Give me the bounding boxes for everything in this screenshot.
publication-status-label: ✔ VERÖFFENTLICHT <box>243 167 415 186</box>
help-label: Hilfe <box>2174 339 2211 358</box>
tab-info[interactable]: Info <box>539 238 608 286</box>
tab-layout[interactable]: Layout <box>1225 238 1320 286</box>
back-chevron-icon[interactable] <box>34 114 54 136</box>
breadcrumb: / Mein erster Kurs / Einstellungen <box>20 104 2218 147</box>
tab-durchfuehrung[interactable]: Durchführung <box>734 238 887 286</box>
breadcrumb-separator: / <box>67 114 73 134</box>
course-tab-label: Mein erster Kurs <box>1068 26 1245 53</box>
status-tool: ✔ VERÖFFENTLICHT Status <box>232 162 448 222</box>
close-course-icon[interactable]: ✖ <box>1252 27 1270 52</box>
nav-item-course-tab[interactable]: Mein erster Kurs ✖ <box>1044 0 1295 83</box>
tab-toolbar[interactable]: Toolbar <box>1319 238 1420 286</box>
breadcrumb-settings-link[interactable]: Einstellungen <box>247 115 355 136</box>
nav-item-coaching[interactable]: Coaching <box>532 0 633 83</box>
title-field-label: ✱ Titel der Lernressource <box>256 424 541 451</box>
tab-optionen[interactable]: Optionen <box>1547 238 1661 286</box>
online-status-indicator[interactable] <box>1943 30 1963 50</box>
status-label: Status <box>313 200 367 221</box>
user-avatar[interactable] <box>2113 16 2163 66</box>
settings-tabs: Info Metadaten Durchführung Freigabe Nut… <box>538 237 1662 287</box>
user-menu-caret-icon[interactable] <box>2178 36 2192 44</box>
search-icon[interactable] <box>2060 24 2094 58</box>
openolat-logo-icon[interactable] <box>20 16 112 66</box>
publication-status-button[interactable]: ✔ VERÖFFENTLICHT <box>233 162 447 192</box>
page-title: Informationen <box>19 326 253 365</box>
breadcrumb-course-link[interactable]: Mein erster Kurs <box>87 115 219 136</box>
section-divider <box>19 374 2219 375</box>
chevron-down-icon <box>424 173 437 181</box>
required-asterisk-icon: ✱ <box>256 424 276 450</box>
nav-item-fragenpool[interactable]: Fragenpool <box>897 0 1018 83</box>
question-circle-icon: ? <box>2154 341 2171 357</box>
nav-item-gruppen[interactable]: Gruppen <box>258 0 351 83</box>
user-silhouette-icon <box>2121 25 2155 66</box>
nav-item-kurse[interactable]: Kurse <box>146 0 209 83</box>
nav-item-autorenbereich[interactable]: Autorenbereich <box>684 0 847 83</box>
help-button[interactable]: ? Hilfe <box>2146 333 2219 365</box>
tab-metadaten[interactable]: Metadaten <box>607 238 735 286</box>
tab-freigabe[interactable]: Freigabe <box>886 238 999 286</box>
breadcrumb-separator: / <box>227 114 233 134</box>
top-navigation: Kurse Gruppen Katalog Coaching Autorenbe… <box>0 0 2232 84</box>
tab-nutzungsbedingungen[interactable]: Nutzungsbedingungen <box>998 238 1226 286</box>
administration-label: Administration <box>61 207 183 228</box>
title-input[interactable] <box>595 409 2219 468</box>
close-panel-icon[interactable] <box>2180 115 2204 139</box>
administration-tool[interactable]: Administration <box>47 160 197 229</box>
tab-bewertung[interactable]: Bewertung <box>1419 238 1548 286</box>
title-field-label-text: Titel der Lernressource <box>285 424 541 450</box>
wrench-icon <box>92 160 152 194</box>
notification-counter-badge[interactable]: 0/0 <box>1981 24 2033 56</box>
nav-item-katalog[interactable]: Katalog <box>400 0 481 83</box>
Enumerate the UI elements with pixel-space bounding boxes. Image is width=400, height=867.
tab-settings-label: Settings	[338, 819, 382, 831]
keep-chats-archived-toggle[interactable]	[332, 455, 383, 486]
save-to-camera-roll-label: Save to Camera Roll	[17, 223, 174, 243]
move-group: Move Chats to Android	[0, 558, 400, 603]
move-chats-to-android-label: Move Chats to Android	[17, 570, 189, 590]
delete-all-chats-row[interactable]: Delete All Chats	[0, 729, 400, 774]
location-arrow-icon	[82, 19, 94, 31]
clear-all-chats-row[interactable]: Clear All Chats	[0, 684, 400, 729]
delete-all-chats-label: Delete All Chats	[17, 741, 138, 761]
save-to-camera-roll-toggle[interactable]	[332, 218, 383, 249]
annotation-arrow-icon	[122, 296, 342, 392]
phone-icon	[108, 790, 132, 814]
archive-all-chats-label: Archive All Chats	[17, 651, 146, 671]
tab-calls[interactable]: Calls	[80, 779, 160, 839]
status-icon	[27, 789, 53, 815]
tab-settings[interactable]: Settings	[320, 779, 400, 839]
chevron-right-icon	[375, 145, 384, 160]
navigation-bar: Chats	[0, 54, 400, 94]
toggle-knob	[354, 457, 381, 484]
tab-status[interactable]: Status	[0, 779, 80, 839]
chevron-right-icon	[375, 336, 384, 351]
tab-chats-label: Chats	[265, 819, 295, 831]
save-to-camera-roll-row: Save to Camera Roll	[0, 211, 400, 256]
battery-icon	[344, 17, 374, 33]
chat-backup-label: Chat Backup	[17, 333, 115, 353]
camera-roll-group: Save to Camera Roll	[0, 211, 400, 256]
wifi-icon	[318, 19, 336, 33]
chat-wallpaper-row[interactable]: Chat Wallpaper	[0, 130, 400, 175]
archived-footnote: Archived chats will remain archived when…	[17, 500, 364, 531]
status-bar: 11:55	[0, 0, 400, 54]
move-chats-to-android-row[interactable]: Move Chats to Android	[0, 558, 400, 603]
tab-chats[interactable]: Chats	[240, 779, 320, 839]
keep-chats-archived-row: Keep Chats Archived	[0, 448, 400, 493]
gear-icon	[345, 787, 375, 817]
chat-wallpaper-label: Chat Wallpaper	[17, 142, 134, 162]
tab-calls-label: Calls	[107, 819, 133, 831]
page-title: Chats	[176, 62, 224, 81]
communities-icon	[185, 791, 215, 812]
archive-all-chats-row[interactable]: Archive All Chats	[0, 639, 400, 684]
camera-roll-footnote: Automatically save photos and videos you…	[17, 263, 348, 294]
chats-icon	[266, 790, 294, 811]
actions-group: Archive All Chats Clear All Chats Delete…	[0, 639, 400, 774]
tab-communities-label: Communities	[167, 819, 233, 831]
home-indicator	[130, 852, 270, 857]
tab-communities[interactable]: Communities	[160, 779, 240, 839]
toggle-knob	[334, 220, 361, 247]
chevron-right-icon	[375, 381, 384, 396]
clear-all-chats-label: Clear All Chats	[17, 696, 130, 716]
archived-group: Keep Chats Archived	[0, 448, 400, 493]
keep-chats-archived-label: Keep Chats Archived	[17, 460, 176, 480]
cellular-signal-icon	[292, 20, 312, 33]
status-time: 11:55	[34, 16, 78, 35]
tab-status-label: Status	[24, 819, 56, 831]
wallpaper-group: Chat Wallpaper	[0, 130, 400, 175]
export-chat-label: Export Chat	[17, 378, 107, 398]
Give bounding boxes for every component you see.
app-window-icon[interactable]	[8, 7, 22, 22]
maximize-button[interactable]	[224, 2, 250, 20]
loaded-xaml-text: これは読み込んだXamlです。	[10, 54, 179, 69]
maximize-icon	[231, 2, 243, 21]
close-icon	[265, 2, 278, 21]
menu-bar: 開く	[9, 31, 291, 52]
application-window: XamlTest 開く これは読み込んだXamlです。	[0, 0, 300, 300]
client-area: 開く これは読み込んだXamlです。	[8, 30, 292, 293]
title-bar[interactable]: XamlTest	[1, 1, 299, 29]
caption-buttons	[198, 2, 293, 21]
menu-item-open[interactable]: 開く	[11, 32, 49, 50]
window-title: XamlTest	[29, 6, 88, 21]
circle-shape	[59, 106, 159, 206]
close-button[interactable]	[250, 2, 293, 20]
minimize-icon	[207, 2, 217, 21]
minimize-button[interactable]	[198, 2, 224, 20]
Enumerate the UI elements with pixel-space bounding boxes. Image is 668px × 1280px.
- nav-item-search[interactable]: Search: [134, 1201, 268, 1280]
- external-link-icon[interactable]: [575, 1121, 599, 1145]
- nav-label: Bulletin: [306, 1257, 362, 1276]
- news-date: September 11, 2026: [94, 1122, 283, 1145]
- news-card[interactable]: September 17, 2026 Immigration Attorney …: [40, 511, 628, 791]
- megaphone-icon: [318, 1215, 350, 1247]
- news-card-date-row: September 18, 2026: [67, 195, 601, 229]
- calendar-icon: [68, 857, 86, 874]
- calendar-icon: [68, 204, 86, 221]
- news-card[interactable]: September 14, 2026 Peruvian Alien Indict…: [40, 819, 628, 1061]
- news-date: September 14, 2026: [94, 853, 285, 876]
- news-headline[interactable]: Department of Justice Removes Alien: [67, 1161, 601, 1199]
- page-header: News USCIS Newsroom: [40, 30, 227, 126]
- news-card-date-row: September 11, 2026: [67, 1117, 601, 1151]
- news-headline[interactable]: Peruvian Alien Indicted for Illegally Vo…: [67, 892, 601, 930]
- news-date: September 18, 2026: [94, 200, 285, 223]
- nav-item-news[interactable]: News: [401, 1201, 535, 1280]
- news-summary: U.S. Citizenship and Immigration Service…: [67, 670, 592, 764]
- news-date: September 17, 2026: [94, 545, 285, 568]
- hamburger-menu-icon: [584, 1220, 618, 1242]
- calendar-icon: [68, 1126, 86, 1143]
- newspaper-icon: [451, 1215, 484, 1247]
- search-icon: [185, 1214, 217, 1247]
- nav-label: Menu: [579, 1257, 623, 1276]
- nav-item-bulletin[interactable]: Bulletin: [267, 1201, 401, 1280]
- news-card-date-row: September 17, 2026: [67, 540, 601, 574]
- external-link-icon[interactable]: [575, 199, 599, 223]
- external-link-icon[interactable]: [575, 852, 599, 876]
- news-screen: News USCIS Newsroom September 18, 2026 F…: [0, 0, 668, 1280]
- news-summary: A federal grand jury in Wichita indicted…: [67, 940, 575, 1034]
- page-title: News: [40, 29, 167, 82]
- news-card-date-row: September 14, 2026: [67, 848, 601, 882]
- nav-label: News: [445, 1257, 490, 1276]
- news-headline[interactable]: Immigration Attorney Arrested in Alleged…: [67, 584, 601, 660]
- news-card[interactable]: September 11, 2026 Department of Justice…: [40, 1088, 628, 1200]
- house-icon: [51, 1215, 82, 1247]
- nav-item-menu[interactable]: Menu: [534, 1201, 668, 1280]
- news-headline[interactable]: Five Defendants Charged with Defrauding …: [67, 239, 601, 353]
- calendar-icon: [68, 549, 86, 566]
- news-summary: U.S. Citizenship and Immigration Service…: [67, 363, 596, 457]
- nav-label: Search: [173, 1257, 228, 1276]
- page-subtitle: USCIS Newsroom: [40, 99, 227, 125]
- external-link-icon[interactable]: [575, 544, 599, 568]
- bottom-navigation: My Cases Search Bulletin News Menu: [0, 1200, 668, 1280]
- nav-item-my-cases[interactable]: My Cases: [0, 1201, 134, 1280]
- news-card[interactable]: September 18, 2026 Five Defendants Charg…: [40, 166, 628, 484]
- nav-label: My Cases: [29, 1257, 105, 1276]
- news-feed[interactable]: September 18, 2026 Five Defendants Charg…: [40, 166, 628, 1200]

= = =

- SET PROBLEM -
Reproduce the records verbatim from their first line through the line containing "title-field-label: ✱ Titel", including that line.

- FINISHED ANSWER -
Give me the bounding boxes for everything in this screenshot.
publication-status-label: ✔ VERÖFFENTLICHT <box>243 167 415 186</box>
help-label: Hilfe <box>2174 339 2211 358</box>
tab-info[interactable]: Info <box>539 238 608 286</box>
tab-layout[interactable]: Layout <box>1225 238 1320 286</box>
back-chevron-icon[interactable] <box>34 114 54 136</box>
breadcrumb: / Mein erster Kurs / Einstellungen <box>20 104 2218 147</box>
tab-durchfuehrung[interactable]: Durchführung <box>734 238 887 286</box>
breadcrumb-separator: / <box>67 114 73 134</box>
course-tab-label: Mein erster Kurs <box>1068 26 1245 53</box>
status-tool: ✔ VERÖFFENTLICHT Status <box>232 162 448 222</box>
close-course-icon[interactable]: ✖ <box>1252 27 1270 52</box>
nav-item-course-tab[interactable]: Mein erster Kurs ✖ <box>1044 0 1295 83</box>
tab-toolbar[interactable]: Toolbar <box>1319 238 1420 286</box>
breadcrumb-settings-link[interactable]: Einstellungen <box>247 115 355 136</box>
nav-item-coaching[interactable]: Coaching <box>532 0 633 83</box>
title-field-label: ✱ Titel der Lernressource <box>256 424 541 451</box>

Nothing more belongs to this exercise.